▸ **Your instructions**
Every record should be written out exactly, with the pictures left out.

▸ **Records to process**
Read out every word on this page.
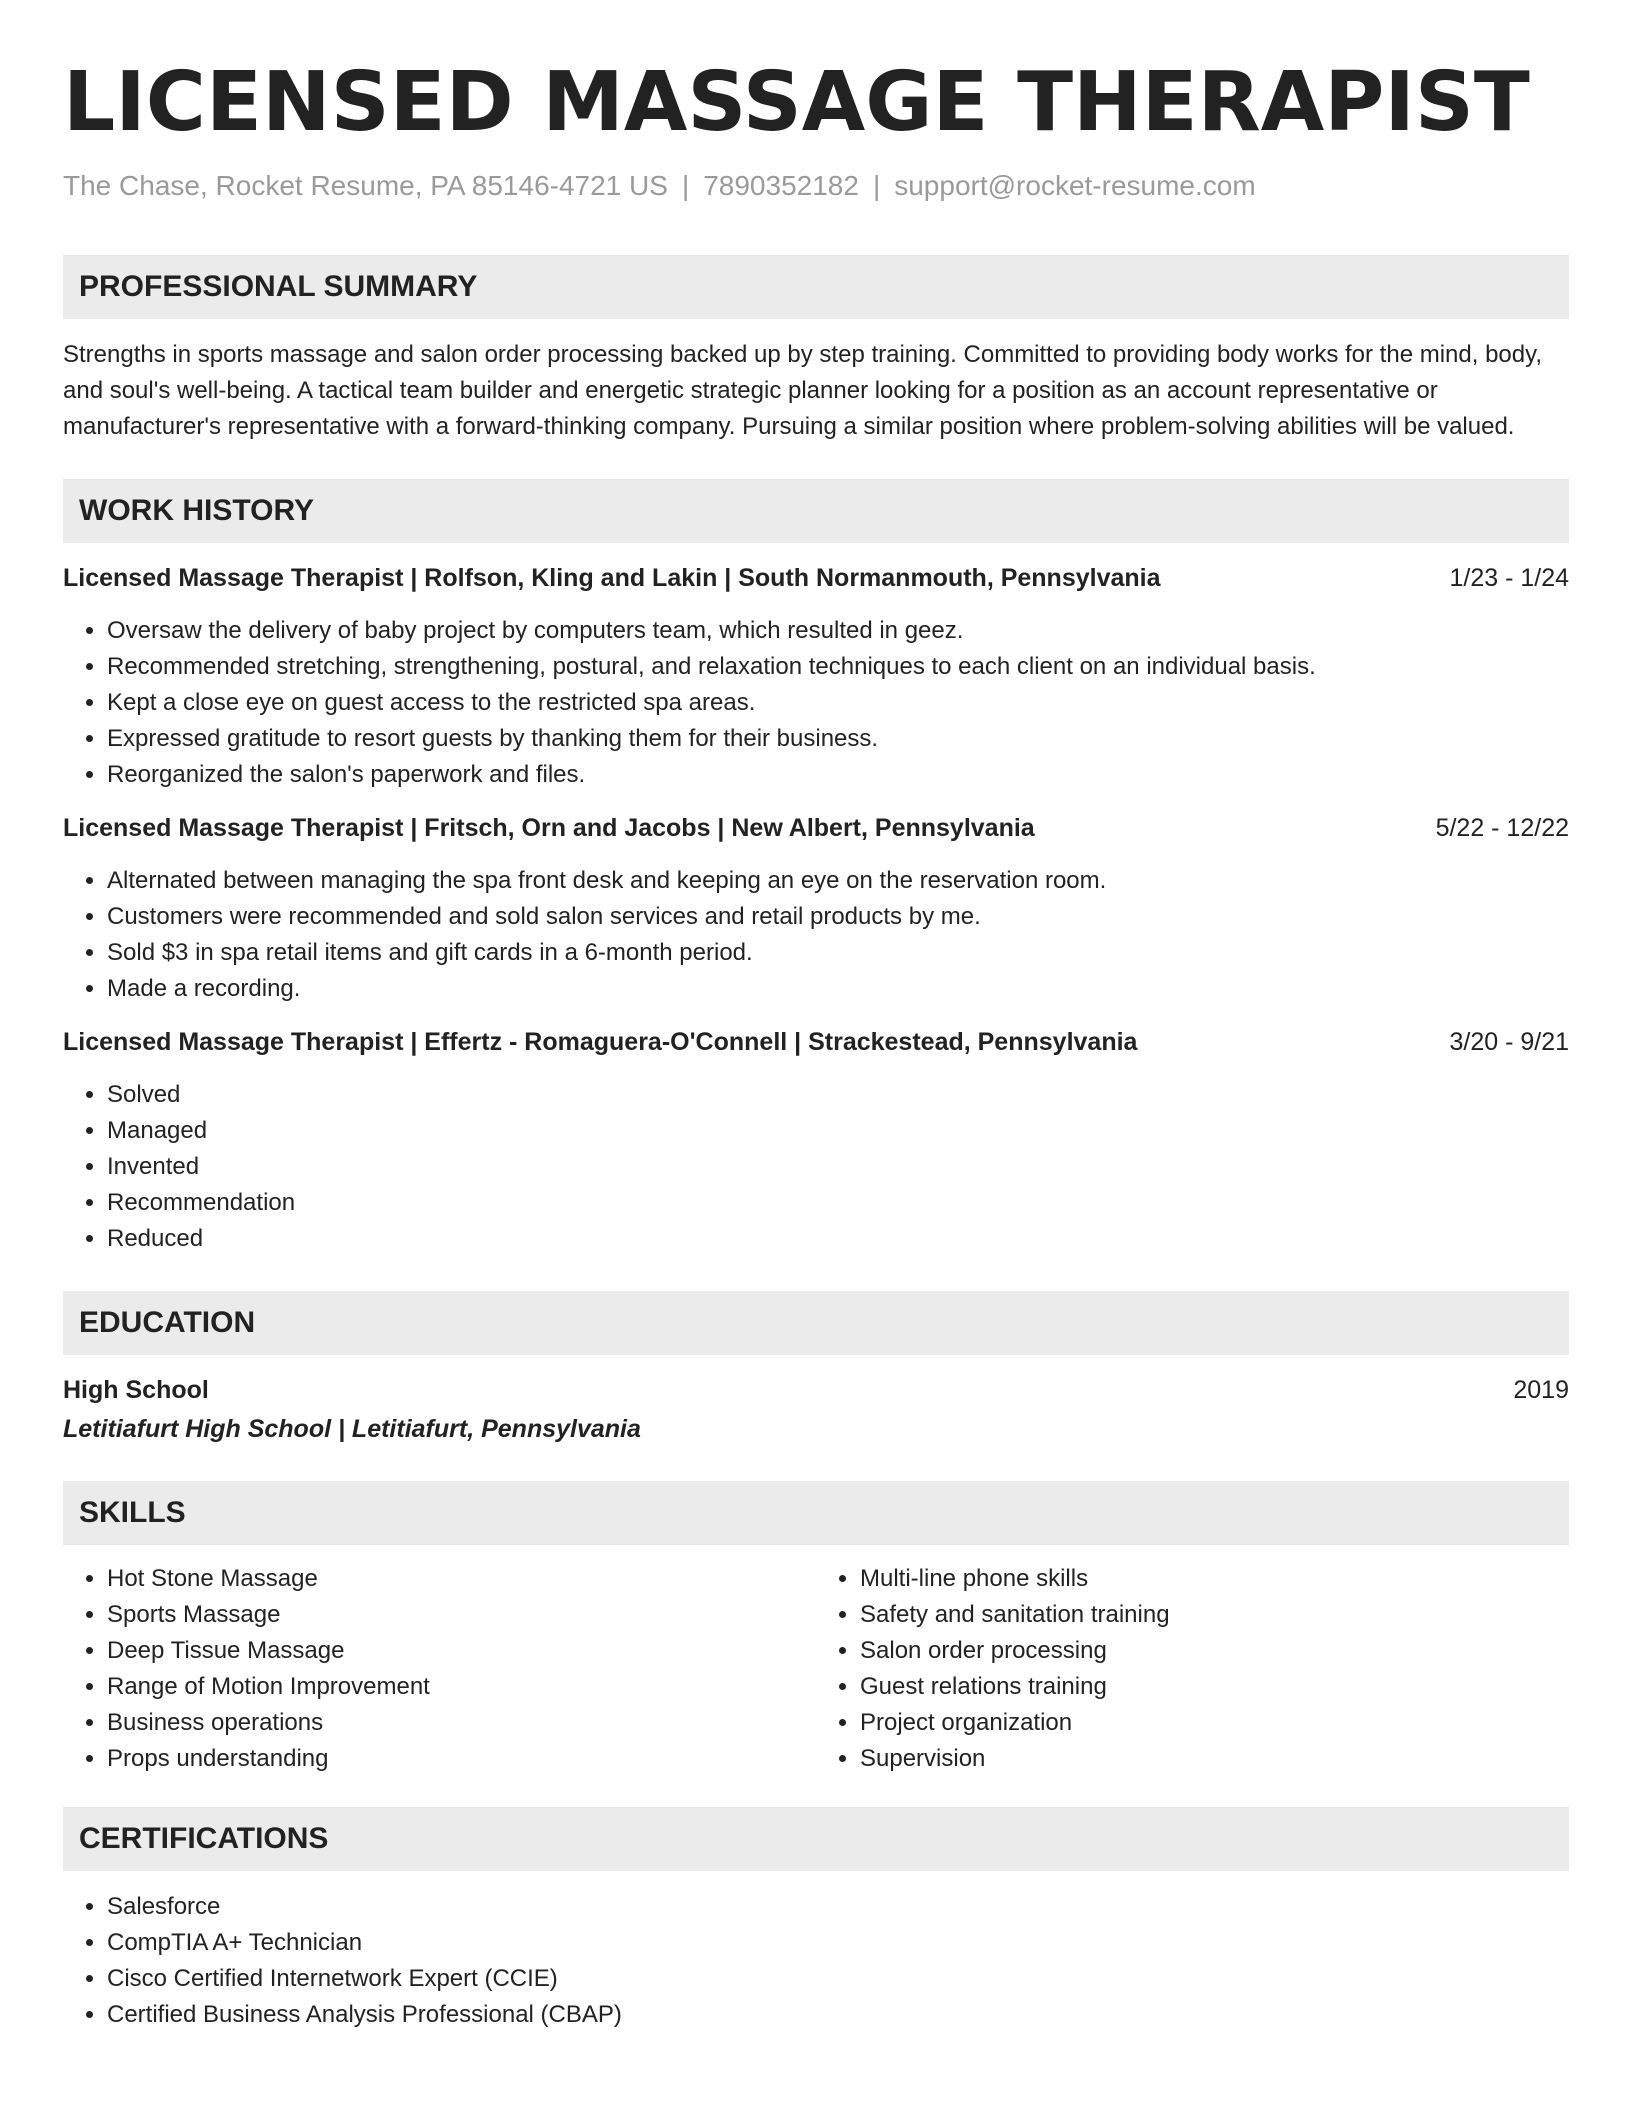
LICENSED MASSAGE THERAPIST
The Chase, Rocket Resume, PA 85146-4721 US | 7890352182 | support@rocket-resume.com
PROFESSIONAL SUMMARY

Strengths in sports massage and salon order processing backed up by step training. Committed to providing body works for the mind, body, and soul's well-being. A tactical team builder and energetic strategic planner looking for a position as an account representative or manufacturer's representative with a forward-thinking company. Pursuing a similar position where problem-solving abilities will be valued.

WORK HISTORY
Licensed Massage Therapist | Rolfson, Kling and Lakin | South Normanmouth, Pennsylvania	1/23 - 1/24
• Oversaw the delivery of baby project by computers team, which resulted in geez.
• Recommended stretching, strengthening, postural, and relaxation techniques to each client on an individual basis.
• Kept a close eye on guest access to the restricted spa areas.
• Expressed gratitude to resort guests by thanking them for their business.
• Reorganized the salon's paperwork and files.
Licensed Massage Therapist | Fritsch, Orn and Jacobs | New Albert, Pennsylvania	5/22 - 12/22
• Alternated between managing the spa front desk and keeping an eye on the reservation room.
• Customers were recommended and sold salon services and retail products by me.
• Sold $3 in spa retail items and gift cards in a 6-month period.
• Made a recording.
Licensed Massage Therapist | Effertz - Romaguera-O'Connell | Strackestead, Pennsylvania	3/20 - 9/21
• Solved
• Managed
• Invented
• Recommendation
• Reduced
EDUCATION
High School	2019
Letitiafurt High School | Letitiafurt, Pennsylvania
SKILLS
• Hot Stone Massage
• Sports Massage
• Deep Tissue Massage
• Range of Motion Improvement
• Business operations
• Props understanding
• Multi-line phone skills
• Safety and sanitation training
• Salon order processing
• Guest relations training
• Project organization
• Supervision
CERTIFICATIONS
• Salesforce
• CompTIA A+ Technician
• Cisco Certified Internetwork Expert (CCIE)
• Certified Business Analysis Professional (CBAP)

▸ **Output of the exercise**
Read out every word on this page.
LICENSED MASSAGE THERAPIST
The Chase, Rocket Resume, PA 85146-4721 US | 7890352182 | support@rocket-resume.com
PROFESSIONAL SUMMARY

Strengths in sports massage and salon order processing backed up by step training. Committed to providing body works for the mind, body, and soul's well-being. A tactical team builder and energetic strategic planner looking for a position as an account representative or manufacturer's representative with a forward-thinking company. Pursuing a similar position where problem-solving abilities will be valued.

WORK HISTORY
Licensed Massage Therapist | Rolfson, Kling and Lakin | South Normanmouth, Pennsylvania	1/23 - 1/24
• Oversaw the delivery of baby project by computers team, which resulted in geez.
• Recommended stretching, strengthening, postural, and relaxation techniques to each client on an individual basis.
• Kept a close eye on guest access to the restricted spa areas.
• Expressed gratitude to resort guests by thanking them for their business.
• Reorganized the salon's paperwork and files.
Licensed Massage Therapist | Fritsch, Orn and Jacobs | New Albert, Pennsylvania	5/22 - 12/22
• Alternated between managing the spa front desk and keeping an eye on the reservation room.
• Customers were recommended and sold salon services and retail products by me.
• Sold $3 in spa retail items and gift cards in a 6-month period.
• Made a recording.
Licensed Massage Therapist | Effertz - Romaguera-O'Connell | Strackestead, Pennsylvania	3/20 - 9/21
• Solved
• Managed
• Invented
• Recommendation
• Reduced
EDUCATION
High School	2019
Letitiafurt High School | Letitiafurt, Pennsylvania
SKILLS
• Hot Stone Massage
• Sports Massage
• Deep Tissue Massage
• Range of Motion Improvement
• Business operations
• Props understanding
• Multi-line phone skills
• Safety and sanitation training
• Salon order processing
• Guest relations training
• Project organization
• Supervision
CERTIFICATIONS
• Salesforce
• CompTIA A+ Technician
• Cisco Certified Internetwork Expert (CCIE)
• Certified Business Analysis Professional (CBAP)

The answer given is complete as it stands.